(Records excerpted from a collection)
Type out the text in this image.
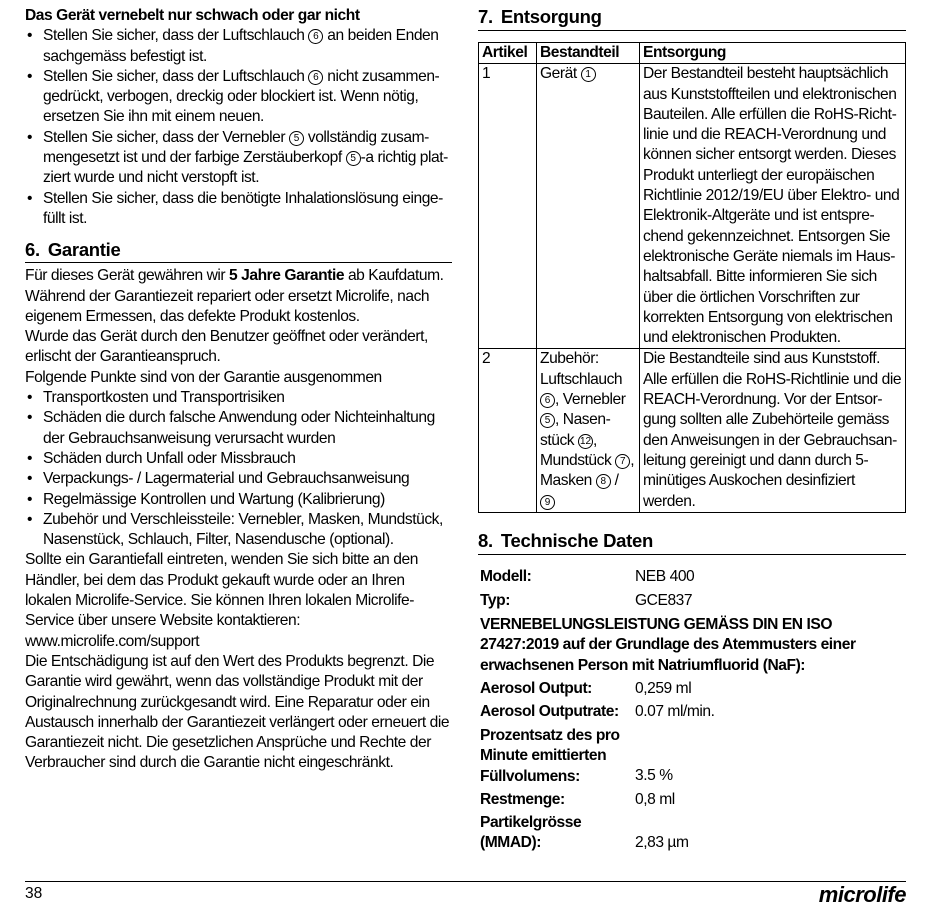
Das Gerät vernebelt nur schwach oder gar nicht
• Stellen Sie sicher, dass der Luftschlauch 6 an beiden Enden sachgemäss befestigt ist.
• Stellen Sie sicher, dass der Luftschlauch 6 nicht zusammengedrückt, verbogen, dreckig oder blockiert ist. Wenn nötig, ersetzen Sie ihn mit einem neuen.
• Stellen Sie sicher, dass der Vernebler 5 vollständig zusammengesetzt ist und der farbige Zerstäuberkopf 5 -a richtig platziert wurde und nicht verstopft ist.
• Stellen Sie sicher, dass die benötigte Inhalationslösung eingefüllt ist.
6. Garantie
Für dieses Gerät gewähren wir 5 Jahre Garantie ab Kaufdatum. Während der Garantiezeit repariert oder ersetzt Microlife, nach eigenem Ermessen, das defekte Produkt kostenlos.
Wurde das Gerät durch den Benutzer geöffnet oder verändert, erlischt der Garantieanspruch.
Folgende Punkte sind von der Garantie ausgenommen
• Transportkosten und Transportrisiken
• Schäden die durch falsche Anwendung oder Nichteinhaltung der Gebrauchsanweisung verursacht wurden
• Schäden durch Unfall oder Missbrauch
• Verpackungs- / Lagermaterial und Gebrauchsanweisung
• Regelmässige Kontrollen und Wartung (Kalibrierung)
• Zubehör und Verschleissteile: Vernebler, Masken, Mundstück, Nasenstück, Schlauch, Filter, Nasendusche (optional).
Sollte ein Garantiefall eintreten, wenden Sie sich bitte an den Händler, bei dem das Produkt gekauft wurde oder an Ihren lokalen Microlife-Service. Sie können Ihren lokalen Microlife-Service über unsere Website kontaktieren: www.microlife.com/support
Die Entschädigung ist auf den Wert des Produkts begrenzt. Die Garantie wird gewährt, wenn das vollständige Produkt mit der Originalrechnung zurückgesandt wird. Eine Reparatur oder ein Austausch innerhalb der Garantiezeit verlängert oder erneuert die Garantiezeit nicht. Die gesetzlichen Ansprüche und Rechte der Verbraucher sind durch die Garantie nicht eingeschränkt.
7. Entsorgung
Artikel	Bestandteil	Entsorgung
1	Gerät 1	Der Bestandteil besteht hauptsächlich aus Kunststoffteilen und elektronischen Bauteilen. Alle erfüllen die RoHS-Richtlinie und die REACH-Verordnung und können sicher entsorgt werden. Dieses Produkt unterliegt der europäischen Richtlinie 2012/19/EU über Elektro- und Elektronik-Altgeräte und ist entsprechend gekennzeichnet. Entsorgen Sie elektronische Geräte niemals im Haushaltsabfall. Bitte informieren Sie sich über die örtlichen Vorschriften zur korrekten Entsorgung von elektrischen und elektronischen Produkten.
2	Zubehör: Luftschlauch 6 , Vernebler 5 , Nasenstück 12 , Mundstück 7 , Masken 8 / 9	Die Bestandteile sind aus Kunststoff. Alle erfüllen die RoHS-Richtlinie und die REACH-Verordnung. Vor der Entsorgung sollten alle Zubehörteile gemäss den Anweisungen in der Gebrauchsanleitung gereinigt und dann durch 5-minütiges Auskochen desinfiziert werden.
8. Technische Daten
Modell:	NEB 400
Typ:	GCE837
VERNEBELUNGSLEISTUNG GEMÄSS DIN EN ISO 27427:2019 auf der Grundlage des Atemmusters einer erwachsenen Person mit Natriumfluorid (NaF):
Aerosol Output:	0,259 ml
Aerosol Outputrate: 0.07 ml/min.
Prozentsatz des pro Minute emittierten Füllvolumens:	3.5 %
Restmenge:	0,8 ml
Partikelgrösse (MMAD):	2,83 µm
38	microlife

TASK GOAL
Please return all lines from the records that hold the word "Stellen".

EXERCISE RESPONSE
• Stellen Sie sicher, dass der Luftschlauch 6 an beiden Enden sachgemäss befestigt ist.
• Stellen Sie sicher, dass der Luftschlauch 6 nicht zusammengedrückt, verbogen, dreckig oder blockiert ist. Wenn nötig, ersetzen Sie ihn mit einem neuen.
• Stellen Sie sicher, dass der Vernebler 5 vollständig zusammengesetzt ist und der farbige Zerstäuberkopf 5 -a richtig platziert wurde und nicht verstopft ist.
• Stellen Sie sicher, dass die benötigte Inhalationslösung eingefüllt ist.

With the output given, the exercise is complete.